§ **PROMPT**
Here are some records. Copy each one exactly.

Data records:
- - - - -

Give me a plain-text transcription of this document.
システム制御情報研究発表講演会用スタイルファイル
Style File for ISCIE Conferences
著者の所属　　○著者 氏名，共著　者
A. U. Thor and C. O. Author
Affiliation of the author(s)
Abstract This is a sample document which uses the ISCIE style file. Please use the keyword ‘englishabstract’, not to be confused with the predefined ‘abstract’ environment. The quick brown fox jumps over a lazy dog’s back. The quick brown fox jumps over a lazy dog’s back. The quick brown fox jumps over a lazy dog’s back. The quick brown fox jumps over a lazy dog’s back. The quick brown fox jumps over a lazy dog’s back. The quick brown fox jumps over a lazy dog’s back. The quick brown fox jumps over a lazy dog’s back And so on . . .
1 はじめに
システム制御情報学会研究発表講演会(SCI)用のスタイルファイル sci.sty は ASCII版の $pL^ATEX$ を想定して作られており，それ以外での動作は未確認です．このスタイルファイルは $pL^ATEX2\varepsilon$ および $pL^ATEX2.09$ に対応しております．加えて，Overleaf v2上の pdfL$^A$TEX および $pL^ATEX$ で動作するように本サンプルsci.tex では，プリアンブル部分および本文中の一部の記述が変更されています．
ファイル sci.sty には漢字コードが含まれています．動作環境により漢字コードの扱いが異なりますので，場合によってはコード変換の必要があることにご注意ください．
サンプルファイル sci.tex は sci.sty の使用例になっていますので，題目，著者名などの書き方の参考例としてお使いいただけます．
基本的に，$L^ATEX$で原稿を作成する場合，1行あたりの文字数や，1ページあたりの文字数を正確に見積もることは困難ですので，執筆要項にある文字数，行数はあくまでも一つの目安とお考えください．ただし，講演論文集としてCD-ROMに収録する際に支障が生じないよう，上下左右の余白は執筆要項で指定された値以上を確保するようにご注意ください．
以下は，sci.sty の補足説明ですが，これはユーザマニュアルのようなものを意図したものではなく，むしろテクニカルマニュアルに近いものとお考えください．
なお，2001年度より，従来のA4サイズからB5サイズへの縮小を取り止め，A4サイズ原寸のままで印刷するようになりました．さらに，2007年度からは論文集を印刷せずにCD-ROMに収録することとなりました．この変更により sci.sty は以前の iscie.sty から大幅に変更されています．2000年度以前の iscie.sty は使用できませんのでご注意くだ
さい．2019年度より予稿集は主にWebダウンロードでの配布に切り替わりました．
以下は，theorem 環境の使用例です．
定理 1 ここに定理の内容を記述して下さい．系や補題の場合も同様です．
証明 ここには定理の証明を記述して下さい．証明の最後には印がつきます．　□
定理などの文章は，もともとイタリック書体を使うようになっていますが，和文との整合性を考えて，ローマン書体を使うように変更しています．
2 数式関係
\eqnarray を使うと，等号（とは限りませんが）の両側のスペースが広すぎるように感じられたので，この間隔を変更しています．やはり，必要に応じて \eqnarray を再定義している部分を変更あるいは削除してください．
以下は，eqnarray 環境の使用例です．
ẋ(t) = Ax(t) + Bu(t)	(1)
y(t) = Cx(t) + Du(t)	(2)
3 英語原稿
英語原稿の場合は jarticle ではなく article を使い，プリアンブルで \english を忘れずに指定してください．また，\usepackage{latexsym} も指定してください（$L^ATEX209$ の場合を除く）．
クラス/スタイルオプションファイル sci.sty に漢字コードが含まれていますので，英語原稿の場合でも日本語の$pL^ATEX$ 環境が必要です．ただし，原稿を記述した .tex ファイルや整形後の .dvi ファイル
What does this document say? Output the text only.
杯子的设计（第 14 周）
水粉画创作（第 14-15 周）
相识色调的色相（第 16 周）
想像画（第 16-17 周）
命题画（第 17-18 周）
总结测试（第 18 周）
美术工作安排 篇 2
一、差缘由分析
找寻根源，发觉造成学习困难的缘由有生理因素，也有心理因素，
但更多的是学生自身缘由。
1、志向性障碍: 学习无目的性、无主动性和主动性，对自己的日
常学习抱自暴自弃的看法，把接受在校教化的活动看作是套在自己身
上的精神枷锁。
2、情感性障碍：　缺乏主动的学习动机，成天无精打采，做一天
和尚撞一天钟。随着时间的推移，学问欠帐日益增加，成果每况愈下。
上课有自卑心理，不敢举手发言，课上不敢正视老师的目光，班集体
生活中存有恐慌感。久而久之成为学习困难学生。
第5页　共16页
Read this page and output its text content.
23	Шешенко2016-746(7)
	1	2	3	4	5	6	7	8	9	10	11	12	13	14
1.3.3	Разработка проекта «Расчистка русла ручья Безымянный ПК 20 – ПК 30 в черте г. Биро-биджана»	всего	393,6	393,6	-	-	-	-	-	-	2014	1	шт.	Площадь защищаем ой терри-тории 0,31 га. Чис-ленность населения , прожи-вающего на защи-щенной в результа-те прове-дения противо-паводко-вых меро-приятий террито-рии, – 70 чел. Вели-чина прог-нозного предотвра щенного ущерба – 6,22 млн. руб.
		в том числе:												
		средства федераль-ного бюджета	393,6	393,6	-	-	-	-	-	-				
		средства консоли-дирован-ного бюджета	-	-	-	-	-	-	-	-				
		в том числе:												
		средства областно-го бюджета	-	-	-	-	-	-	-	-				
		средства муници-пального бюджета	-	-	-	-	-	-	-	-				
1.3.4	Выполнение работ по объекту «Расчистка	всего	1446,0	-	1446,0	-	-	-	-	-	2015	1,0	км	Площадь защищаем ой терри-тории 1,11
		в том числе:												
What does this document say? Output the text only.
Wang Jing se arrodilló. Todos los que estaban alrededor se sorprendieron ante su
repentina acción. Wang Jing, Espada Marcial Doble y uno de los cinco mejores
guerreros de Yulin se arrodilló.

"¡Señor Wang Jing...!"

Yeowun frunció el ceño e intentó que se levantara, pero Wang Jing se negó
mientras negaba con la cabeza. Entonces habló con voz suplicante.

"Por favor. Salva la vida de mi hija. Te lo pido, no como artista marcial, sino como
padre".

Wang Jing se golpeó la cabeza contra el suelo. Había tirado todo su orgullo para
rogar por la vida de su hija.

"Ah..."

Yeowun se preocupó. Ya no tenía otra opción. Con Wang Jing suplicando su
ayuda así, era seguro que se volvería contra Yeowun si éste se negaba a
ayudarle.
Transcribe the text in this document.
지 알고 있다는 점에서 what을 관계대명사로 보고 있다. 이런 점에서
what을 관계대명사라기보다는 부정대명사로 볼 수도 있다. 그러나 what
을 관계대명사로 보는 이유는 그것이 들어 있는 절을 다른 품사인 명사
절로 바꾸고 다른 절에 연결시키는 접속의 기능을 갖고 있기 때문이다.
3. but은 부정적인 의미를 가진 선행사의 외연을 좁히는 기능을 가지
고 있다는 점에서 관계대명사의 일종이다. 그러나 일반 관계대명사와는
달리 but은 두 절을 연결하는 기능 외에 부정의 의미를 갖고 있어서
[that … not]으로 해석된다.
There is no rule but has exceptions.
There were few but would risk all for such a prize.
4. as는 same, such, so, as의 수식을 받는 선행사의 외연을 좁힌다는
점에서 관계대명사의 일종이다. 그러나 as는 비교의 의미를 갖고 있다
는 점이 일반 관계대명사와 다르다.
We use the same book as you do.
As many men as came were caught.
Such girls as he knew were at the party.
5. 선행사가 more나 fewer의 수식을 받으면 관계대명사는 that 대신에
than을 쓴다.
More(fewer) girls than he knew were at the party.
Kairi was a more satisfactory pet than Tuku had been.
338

- - - - -

§ **FINISHED TASK**
Give me a plain-text transcription of this document.
システム制御情報研究発表講演会用スタイルファイル
Style File for ISCIE Conferences
著者の所属　　○著者 氏名，共著　者
A. U. Thor and C. O. Author
Affiliation of the author(s)
Abstract This is a sample document which uses the ISCIE style file. Please use the keyword ‘englishabstract’, not to be confused with the predefined ‘abstract’ environment. The quick brown fox jumps over a lazy dog’s back. The quick brown fox jumps over a lazy dog’s back. The quick brown fox jumps over a lazy dog’s back. The quick brown fox jumps over a lazy dog’s back. The quick brown fox jumps over a lazy dog’s back. The quick brown fox jumps over a lazy dog’s back. The quick brown fox jumps over a lazy dog’s back And so on . . .
1 はじめに
システム制御情報学会研究発表講演会(SCI)用のスタイルファイル sci.sty は ASCII版の $pL^ATEX$ を想定して作られており，それ以外での動作は未確認です．このスタイルファイルは $pL^ATEX2\varepsilon$ および $pL^ATEX2.09$ に対応しております．加えて，Overleaf v2上の pdfL$^A$TEX および $pL^ATEX$ で動作するように本サンプルsci.tex では，プリアンブル部分および本文中の一部の記述が変更されています．
ファイル sci.sty には漢字コードが含まれています．動作環境により漢字コードの扱いが異なりますので，場合によってはコード変換の必要があることにご注意ください．
サンプルファイル sci.tex は sci.sty の使用例になっていますので，題目，著者名などの書き方の参考例としてお使いいただけます．
基本的に，$L^ATEX$で原稿を作成する場合，1行あたりの文字数や，1ページあたりの文字数を正確に見積もることは困難ですので，執筆要項にある文字数，行数はあくまでも一つの目安とお考えください．ただし，講演論文集としてCD-ROMに収録する際に支障が生じないよう，上下左右の余白は執筆要項で指定された値以上を確保するようにご注意ください．
以下は，sci.sty の補足説明ですが，これはユーザマニュアルのようなものを意図したものではなく，むしろテクニカルマニュアルに近いものとお考えください．
なお，2001年度より，従来のA4サイズからB5サイズへの縮小を取り止め，A4サイズ原寸のままで印刷するようになりました．さらに，2007年度からは論文集を印刷せずにCD-ROMに収録することとなりました．この変更により sci.sty は以前の iscie.sty から大幅に変更されています．2000年度以前の iscie.sty は使用できませんのでご注意くだ
さい．2019年度より予稿集は主にWebダウンロードでの配布に切り替わりました．
以下は，theorem 環境の使用例です．
定理 1 ここに定理の内容を記述して下さい．系や補題の場合も同様です．
証明 ここには定理の証明を記述して下さい．証明の最後には印がつきます．　□
定理などの文章は，もともとイタリック書体を使うようになっていますが，和文との整合性を考えて，ローマン書体を使うように変更しています．
2 数式関係
\eqnarray を使うと，等号（とは限りませんが）の両側のスペースが広すぎるように感じられたので，この間隔を変更しています．やはり，必要に応じて \eqnarray を再定義している部分を変更あるいは削除してください．
以下は，eqnarray 環境の使用例です．
ẋ(t) = Ax(t) + Bu(t)	(1)
y(t) = Cx(t) + Du(t)	(2)
3 英語原稿
英語原稿の場合は jarticle ではなく article を使い，プリアンブルで \english を忘れずに指定してください．また，\usepackage{latexsym} も指定してください（$L^ATEX209$ の場合を除く）．
クラス/スタイルオプションファイル sci.sty に漢字コードが含まれていますので，英語原稿の場合でも日本語の$pL^ATEX$ 環境が必要です．ただし，原稿を記述した .tex ファイルや整形後の .dvi ファイル
What does this document say? Output the text only.
杯子的设计（第 14 周）
水粉画创作（第 14-15 周）
相识色调的色相（第 16 周）
想像画（第 16-17 周）
命题画（第 17-18 周）
总结测试（第 18 周）
美术工作安排 篇 2
一、差缘由分析
找寻根源，发觉造成学习困难的缘由有生理因素，也有心理因素，
但更多的是学生自身缘由。
1、志向性障碍: 学习无目的性、无主动性和主动性，对自己的日
常学习抱自暴自弃的看法，把接受在校教化的活动看作是套在自己身
上的精神枷锁。
2、情感性障碍：　缺乏主动的学习动机，成天无精打采，做一天
和尚撞一天钟。随着时间的推移，学问欠帐日益增加，成果每况愈下。
上课有自卑心理，不敢举手发言，课上不敢正视老师的目光，班集体
生活中存有恐慌感。久而久之成为学习困难学生。
第5页　共16页
Read this page and output its text content.
23	Шешенко2016-746(7)
	1	2	3	4	5	6	7	8	9	10	11	12	13	14
1.3.3	Разработка проекта «Расчистка русла ручья Безымянный ПК 20 – ПК 30 в черте г. Биро-биджана»	всего	393,6	393,6	-	-	-	-	-	-	2014	1	шт.	Площадь защищаем ой терри-тории 0,31 га. Чис-ленность населения , прожи-вающего на защи-щенной в результа-те прове-дения противо-паводко-вых меро-приятий террито-рии, – 70 чел. Вели-чина прог-нозного предотвра щенного ущерба – 6,22 млн. руб.
		в том числе:												
		средства федераль-ного бюджета	393,6	393,6	-	-	-	-	-	-				
		средства консоли-дирован-ного бюджета	-	-	-	-	-	-	-	-				
		в том числе:												
		средства областно-го бюджета	-	-	-	-	-	-	-	-				
		средства муници-пального бюджета	-	-	-	-	-	-	-	-				
1.3.4	Выполнение работ по объекту «Расчистка	всего	1446,0	-	1446,0	-	-	-	-	-	2015	1,0	км	Площадь защищаем ой терри-тории 1,11
		в том числе:												
What does this document say? Output the text only.
Wang Jing se arrodilló. Todos los que estaban alrededor se sorprendieron ante su
repentina acción. Wang Jing, Espada Marcial Doble y uno de los cinco mejores
guerreros de Yulin se arrodilló.

"¡Señor Wang Jing...!"

Yeowun frunció el ceño e intentó que se levantara, pero Wang Jing se negó
mientras negaba con la cabeza. Entonces habló con voz suplicante.

"Por favor. Salva la vida de mi hija. Te lo pido, no como artista marcial, sino como
padre".

Wang Jing se golpeó la cabeza contra el suelo. Había tirado todo su orgullo para
rogar por la vida de su hija.

"Ah..."

Yeowun se preocupó. Ya no tenía otra opción. Con Wang Jing suplicando su
ayuda así, era seguro que se volvería contra Yeowun si éste se negaba a
ayudarle.
Transcribe the text in this document.
지 알고 있다는 점에서 what을 관계대명사로 보고 있다. 이런 점에서
what을 관계대명사라기보다는 부정대명사로 볼 수도 있다. 그러나 what
을 관계대명사로 보는 이유는 그것이 들어 있는 절을 다른 품사인 명사
절로 바꾸고 다른 절에 연결시키는 접속의 기능을 갖고 있기 때문이다.
3. but은 부정적인 의미를 가진 선행사의 외연을 좁히는 기능을 가지
고 있다는 점에서 관계대명사의 일종이다. 그러나 일반 관계대명사와는
달리 but은 두 절을 연결하는 기능 외에 부정의 의미를 갖고 있어서
[that … not]으로 해석된다.
There is no rule but has exceptions.
There were few but would risk all for such a prize.
4. as는 same, such, so, as의 수식을 받는 선행사의 외연을 좁힌다는
점에서 관계대명사의 일종이다. 그러나 as는 비교의 의미를 갖고 있다
는 점이 일반 관계대명사와 다르다.
We use the same book as you do.
As many men as came were caught.
Such girls as he knew were at the party.
5. 선행사가 more나 fewer의 수식을 받으면 관계대명사는 that 대신에
than을 쓴다.
More(fewer) girls than he knew were at the party.
Kairi was a more satisfactory pet than Tuku had been.
338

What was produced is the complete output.